======== Data for this exercise ========

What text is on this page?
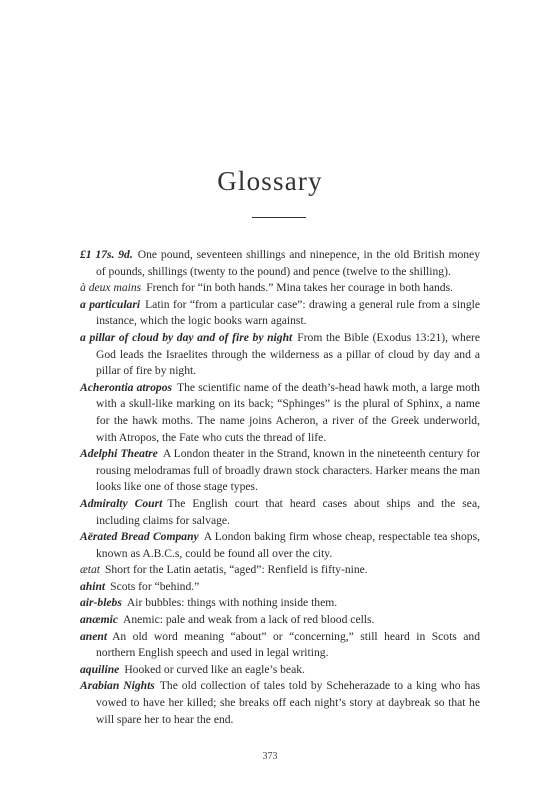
Glossary
£1 17s. 9d. One pound, seventeen shillings and ninepence, in the old British money of pounds, shillings (twenty to the pound) and pence (twelve to the shilling).
à deux mains French for “in both hands.” Mina takes her courage in both hands.
a particulari Latin for “from a particular case”: drawing a general rule from a single instance, which the logic books warn against.
a pillar of cloud by day and of fire by night From the Bible (Exodus 13:21), where God leads the Israelites through the wilderness as a pillar of cloud by day and a pillar of fire by night.
Acherontia atropos The scientific name of the death’s-head hawk moth, a large moth with a skull-like marking on its back; “Sphinges” is the plural of Sphinx, a name for the hawk moths. The name joins Acheron, a river of the Greek underworld, with Atropos, the Fate who cuts the thread of life.
Adelphi Theatre A London theater in the Strand, known in the nineteenth century for rousing melodramas full of broadly drawn stock characters. Harker means the man looks like one of those stage types.
Admiralty Court The English court that heard cases about ships and the sea, including claims for salvage.
Aërated Bread Company A London baking firm whose cheap, respectable tea shops, known as A.B.C.s, could be found all over the city.
ætat Short for the Latin aetatis, “aged”: Renfield is fifty-nine.
ahint Scots for “behind.”
air-blebs Air bubbles: things with nothing inside them.
anæmic Anemic: pale and weak from a lack of red blood cells.
anent An old word meaning “about” or “concerning,” still heard in Scots and northern English speech and used in legal writing.
aquiline Hooked or curved like an eagle’s beak.
Arabian Nights The old collection of tales told by Scheherazade to a king who has vowed to have her killed; she breaks off each night’s story at daybreak so that he will spare her to hear the end.
373
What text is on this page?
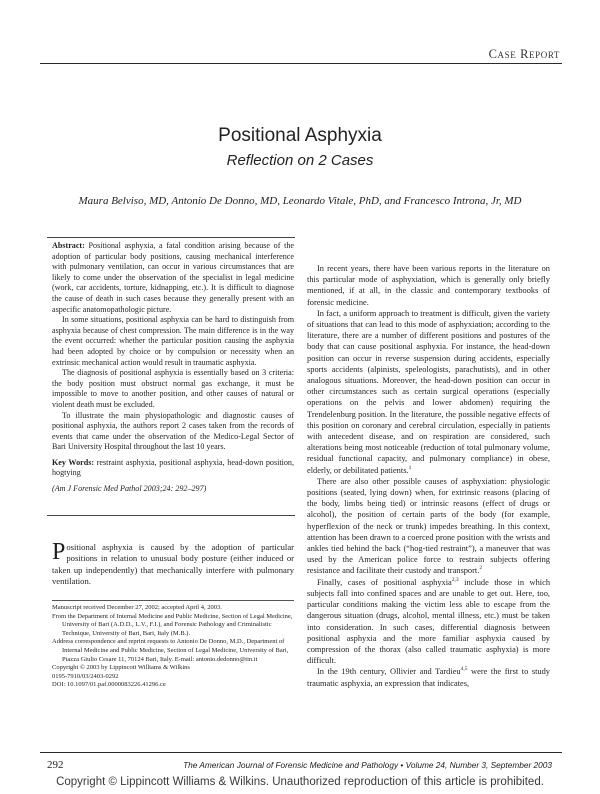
Case Report
Positional Asphyxia
Reflection on 2 Cases
Maura Belviso, MD, Antonio De Donno, MD, Leonardo Vitale, PhD, and Francesco Introna, Jr, MD

Abstract: Positional asphyxia, a fatal condition arising because of the adoption of particular body positions, causing mechanical interference with pulmonary ventilation, can occur in various circumstances that are likely to come under the observation of the specialist in legal medicine (work, car accidents, torture, kidnapping, etc.). It is difficult to diagnose the cause of death in such cases because they generally present with an aspecific anatomopathologic picture.

In some situations, positional asphyxia can be hard to distinguish from asphyxia because of chest compression. The main difference is in the way the event occurred: whether the particular position causing the asphyxia had been adopted by choice or by compulsion or necessity when an extrinsic mechanical action would result in traumatic asphyxia.

The diagnosis of positional asphyxia is essentially based on 3 criteria: the body position must obstruct normal gas exchange, it must be impossible to move to another position, and other causes of natural or violent death must be excluded.

To illustrate the main physiopathologic and diagnostic causes of positional asphyxia, the authors report 2 cases taken from the records of events that came under the observation of the Medico-Legal Sector of Bari University Hospital throughout the last 10 years.

Key Words: restraint asphyxia, positional asphyxia, head-down position, hogtying

(Am J Forensic Med Pathol 2003;24: 292–297)

Positional asphyxia is caused by the adoption of particular positions in relation to unusual body posture (either induced or taken up independently) that mechanically interfere with pulmonary ventilation.

Manuscript received December 27, 2002; accepted April 4, 2003.

From the Department of Internal Medicine and Public Medicine, Section of Legal Medicine, University of Bari (A.D.D., L.V., F.I.), and Forensic Pathology and Criminalistic Technique, University of Bari, Bari, Italy (M.B.).

Address correspondence and reprint requests to Antonio De Donno, M.D., Department of Internal Medicine and Public Medicine, Section of Legal Medicine, University of Bari, Piazza Giulio Cesare 11, 70124 Bari, Italy. E-mail: antonio.dedonno@tin.it

Copyright © 2003 by Lippincott Williams & Wilkins

0195-7910/03/2403-0292

DOI: 10.1097/01.paf.0000083226.41296.ce

In recent years, there have been various reports in the literature on this particular mode of asphyxiation, which is generally only briefly mentioned, if at all, in the classic and contemporary textbooks of forensic medicine.

In fact, a uniform approach to treatment is difficult, given the variety of situations that can lead to this mode of asphyxiation; according to the literature, there are a number of different positions and postures of the body that can cause positional asphyxia. For instance, the head-down position can occur in reverse suspension during accidents, especially sports accidents (alpinists, speleologists, parachutists), and in other analogous situations. Moreover, the head-down position can occur in other circumstances such as certain surgical operations (especially operations on the pelvis and lower abdomen) requiring the Trendelenburg position. In the literature, the possible negative effects of this position on coronary and cerebral circulation, especially in patients with antecedent disease, and on respiration are considered, such alterations being most noticeable (reduction of total pulmonary volume, residual functional capacity, and pulmonary compliance) in obese, elderly, or debilitated patients.$^1$

There are also other possible causes of asphyxiation: physiologic positions (seated, lying down) when, for extrinsic reasons (placing of the body, limbs being tied) or intrinsic reasons (effect of drugs or alcohol), the position of certain parts of the body (for example, hyperflexion of the neck or trunk) impedes breathing. In this context, attention has been drawn to a coerced prone position with the wrists and ankles tied behind the back (“hog-tied restraint”), a maneuver that was used by the American police force to restrain subjects offering resistance and facilitate their custody and transport.$^2$

Finally, cases of positional asphyxia$^{2,3}$ include those in which subjects fall into confined spaces and are unable to get out. Here, too, particular conditions making the victim less able to escape from the dangerous situation (drugs, alcohol, mental illness, etc.) must be taken into consideration. In such cases, differential diagnosis between positional asphyxia and the more familiar asphyxia caused by compression of the thorax (also called traumatic asphyxia) is more difficult.

In the 19th century, Ollivier and Tardieu$^{4,5}$ were the first to study traumatic asphyxia, an expression that indicates,

292	The American Journal of Forensic Medicine and Pathology • Volume 24, Number 3, September 2003
Copyright © Lippincott Williams & Wilkins. Unauthorized reproduction of this article is prohibited.
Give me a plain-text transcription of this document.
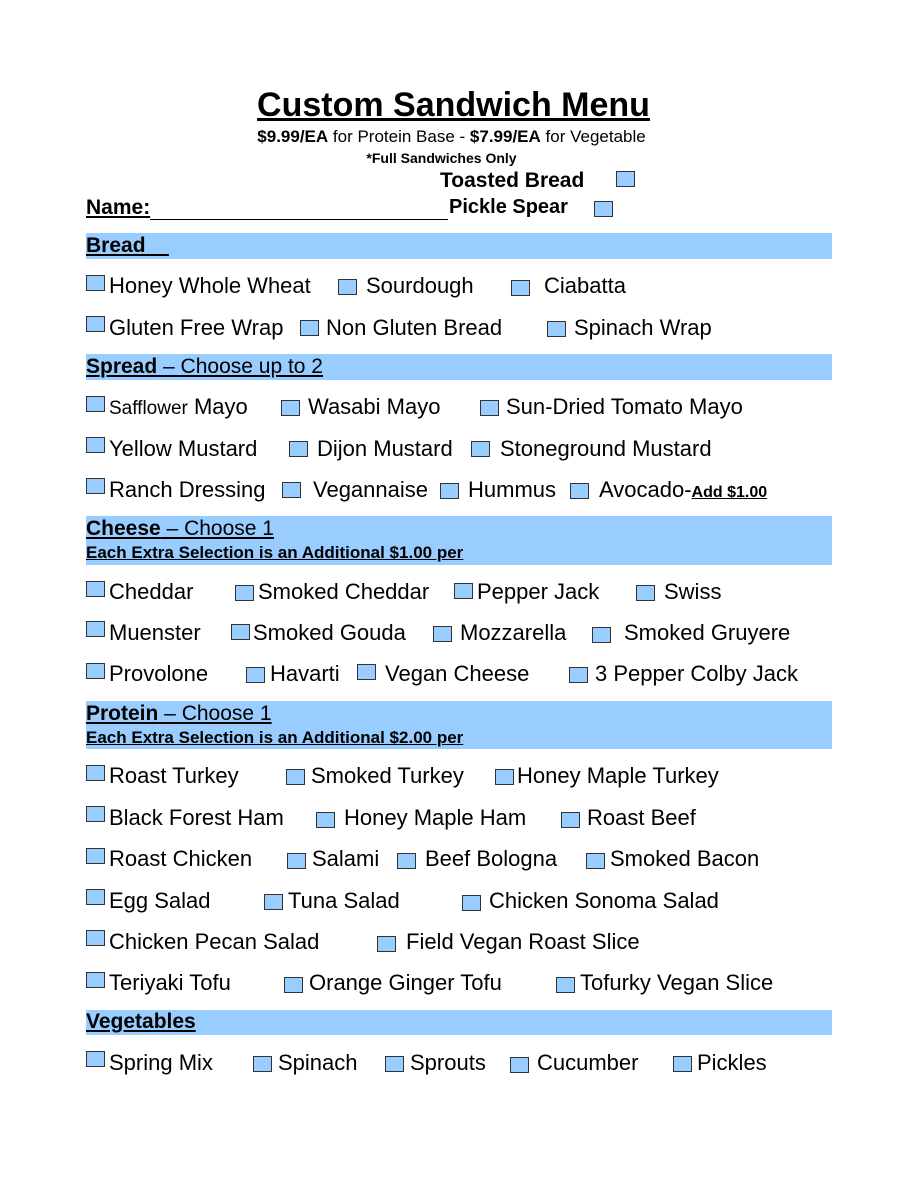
Custom Sandwich Menu
$9.99/EA for Protein Base - $7.99/EA for Vegetable
*Full Sandwiches Only
Toasted Bread
Name:	Pickle Spear
Bread
Honey Whole Wheat	Sourdough	Ciabatta
Gluten Free Wrap Non Gluten Bread	Spinach Wrap
Spread – Choose up to 2
Safflower Mayo	Wasabi Mayo	Sun-Dried Tomato Mayo
Yellow Mustard	Dijon Mustard Stoneground Mustard
Ranch Dressing Vegannaise Hummus Avocado-Add $1.00
Cheese – Choose 1
Each Extra Selection is an Additional $1.00 per
Cheddar	Smoked Cheddar Pepper Jack	Swiss
Muenster Smoked Gouda Mozzarella	Smoked Gruyere
Provolone	Havarti Vegan Cheese	3 Pepper Colby Jack
Protein – Choose 1
Each Extra Selection is an Additional $2.00 per
Roast Turkey	Smoked Turkey Honey Maple Turkey
Black Forest Ham	Honey Maple Ham	Roast Beef
Roast Chicken	Salami Beef Bologna Smoked Bacon
Egg Salad	Tuna Salad	Chicken Sonoma Salad
Chicken Pecan Salad	Field Vegan Roast Slice
Teriyaki Tofu	Orange Ginger Tofu	Tofurky Vegan Slice
Vegetables
Spring Mix	Spinach Sprouts Cucumber	Pickles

========

Exercise prompt: Repeat all of the entries above exactly. Keep pictures out of it.

Answer for the task:
What text is on this page?
Glossary
£1 17s. 9d. One pound, seventeen shillings and ninepence, in the old British money of pounds, shillings (twenty to the pound) and pence (twelve to the shilling).
à deux mains French for “in both hands.” Mina takes her courage in both hands.
a particulari Latin for “from a particular case”: drawing a general rule from a single instance, which the logic books warn against.
a pillar of cloud by day and of fire by night From the Bible (Exodus 13:21), where God leads the Israelites through the wilderness as a pillar of cloud by day and a pillar of fire by night.
Acherontia atropos The scientific name of the death’s-head hawk moth, a large moth with a skull-like marking on its back; “Sphinges” is the plural of Sphinx, a name for the hawk moths. The name joins Acheron, a river of the Greek underworld, with Atropos, the Fate who cuts the thread of life.
Adelphi Theatre A London theater in the Strand, known in the nineteenth century for rousing melodramas full of broadly drawn stock characters. Harker means the man looks like one of those stage types.
Admiralty Court The English court that heard cases about ships and the sea, including claims for salvage.
Aërated Bread Company A London baking firm whose cheap, respectable tea shops, known as A.B.C.s, could be found all over the city.
ætat Short for the Latin aetatis, “aged”: Renfield is fifty-nine.
ahint Scots for “behind.”
air-blebs Air bubbles: things with nothing inside them.
anæmic Anemic: pale and weak from a lack of red blood cells.
anent An old word meaning “about” or “concerning,” still heard in Scots and northern English speech and used in legal writing.
aquiline Hooked or curved like an eagle’s beak.
Arabian Nights The old collection of tales told by Scheherazade to a king who has vowed to have her killed; she breaks off each night’s story at daybreak so that he will spare her to hear the end.
373
What text is on this page?
Case Report
Positional Asphyxia
Reflection on 2 Cases
Maura Belviso, MD, Antonio De Donno, MD, Leonardo Vitale, PhD, and Francesco Introna, Jr, MD

Abstract: Positional asphyxia, a fatal condition arising because of the adoption of particular body positions, causing mechanical interference with pulmonary ventilation, can occur in various circumstances that are likely to come under the observation of the specialist in legal medicine (work, car accidents, torture, kidnapping, etc.). It is difficult to diagnose the cause of death in such cases because they generally present with an aspecific anatomopathologic picture.

In some situations, positional asphyxia can be hard to distinguish from asphyxia because of chest compression. The main difference is in the way the event occurred: whether the particular position causing the asphyxia had been adopted by choice or by compulsion or necessity when an extrinsic mechanical action would result in traumatic asphyxia.

The diagnosis of positional asphyxia is essentially based on 3 criteria: the body position must obstruct normal gas exchange, it must be impossible to move to another position, and other causes of natural or violent death must be excluded.

To illustrate the main physiopathologic and diagnostic causes of positional asphyxia, the authors report 2 cases taken from the records of events that came under the observation of the Medico-Legal Sector of Bari University Hospital throughout the last 10 years.

Key Words: restraint asphyxia, positional asphyxia, head-down position, hogtying

(Am J Forensic Med Pathol 2003;24: 292–297)

Positional asphyxia is caused by the adoption of particular positions in relation to unusual body posture (either induced or taken up independently) that mechanically interfere with pulmonary ventilation.

Manuscript received December 27, 2002; accepted April 4, 2003.

From the Department of Internal Medicine and Public Medicine, Section of Legal Medicine, University of Bari (A.D.D., L.V., F.I.), and Forensic Pathology and Criminalistic Technique, University of Bari, Bari, Italy (M.B.).

Address correspondence and reprint requests to Antonio De Donno, M.D., Department of Internal Medicine and Public Medicine, Section of Legal Medicine, University of Bari, Piazza Giulio Cesare 11, 70124 Bari, Italy. E-mail: antonio.dedonno@tin.it

Copyright © 2003 by Lippincott Williams & Wilkins

0195-7910/03/2403-0292

DOI: 10.1097/01.paf.0000083226.41296.ce

In recent years, there have been various reports in the literature on this particular mode of asphyxiation, which is generally only briefly mentioned, if at all, in the classic and contemporary textbooks of forensic medicine.

In fact, a uniform approach to treatment is difficult, given the variety of situations that can lead to this mode of asphyxiation; according to the literature, there are a number of different positions and postures of the body that can cause positional asphyxia. For instance, the head-down position can occur in reverse suspension during accidents, especially sports accidents (alpinists, speleologists, parachutists), and in other analogous situations. Moreover, the head-down position can occur in other circumstances such as certain surgical operations (especially operations on the pelvis and lower abdomen) requiring the Trendelenburg position. In the literature, the possible negative effects of this position on coronary and cerebral circulation, especially in patients with antecedent disease, and on respiration are considered, such alterations being most noticeable (reduction of total pulmonary volume, residual functional capacity, and pulmonary compliance) in obese, elderly, or debilitated patients.$^1$

There are also other possible causes of asphyxiation: physiologic positions (seated, lying down) when, for extrinsic reasons (placing of the body, limbs being tied) or intrinsic reasons (effect of drugs or alcohol), the position of certain parts of the body (for example, hyperflexion of the neck or trunk) impedes breathing. In this context, attention has been drawn to a coerced prone position with the wrists and ankles tied behind the back (“hog-tied restraint”), a maneuver that was used by the American police force to restrain subjects offering resistance and facilitate their custody and transport.$^2$

Finally, cases of positional asphyxia$^{2,3}$ include those in which subjects fall into confined spaces and are unable to get out. Here, too, particular conditions making the victim less able to escape from the dangerous situation (drugs, alcohol, mental illness, etc.) must be taken into consideration. In such cases, differential diagnosis between positional asphyxia and the more familiar asphyxia caused by compression of the thorax (also called traumatic asphyxia) is more difficult.

In the 19th century, Ollivier and Tardieu$^{4,5}$ were the first to study traumatic asphyxia, an expression that indicates,

292	The American Journal of Forensic Medicine and Pathology • Volume 24, Number 3, September 2003
Copyright © Lippincott Williams & Wilkins. Unauthorized reproduction of this article is prohibited.
Give me a plain-text transcription of this document.
Custom Sandwich Menu
$9.99/EA for Protein Base - $7.99/EA for Vegetable
*Full Sandwiches Only
Toasted Bread
Name:	Pickle Spear
Bread
Honey Whole Wheat	Sourdough	Ciabatta
Gluten Free Wrap Non Gluten Bread	Spinach Wrap
Spread – Choose up to 2
Safflower Mayo	Wasabi Mayo	Sun-Dried Tomato Mayo
Yellow Mustard	Dijon Mustard Stoneground Mustard
Ranch Dressing Vegannaise Hummus Avocado-Add $1.00
Cheese – Choose 1
Each Extra Selection is an Additional $1.00 per
Cheddar	Smoked Cheddar Pepper Jack	Swiss
Muenster Smoked Gouda Mozzarella	Smoked Gruyere
Provolone	Havarti Vegan Cheese	3 Pepper Colby Jack
Protein – Choose 1
Each Extra Selection is an Additional $2.00 per
Roast Turkey	Smoked Turkey Honey Maple Turkey
Black Forest Ham	Honey Maple Ham	Roast Beef
Roast Chicken	Salami Beef Bologna Smoked Bacon
Egg Salad	Tuna Salad	Chicken Sonoma Salad
Chicken Pecan Salad	Field Vegan Roast Slice
Teriyaki Tofu	Orange Ginger Tofu	Tofurky Vegan Slice
Vegetables
Spring Mix	Spinach Sprouts Cucumber	Pickles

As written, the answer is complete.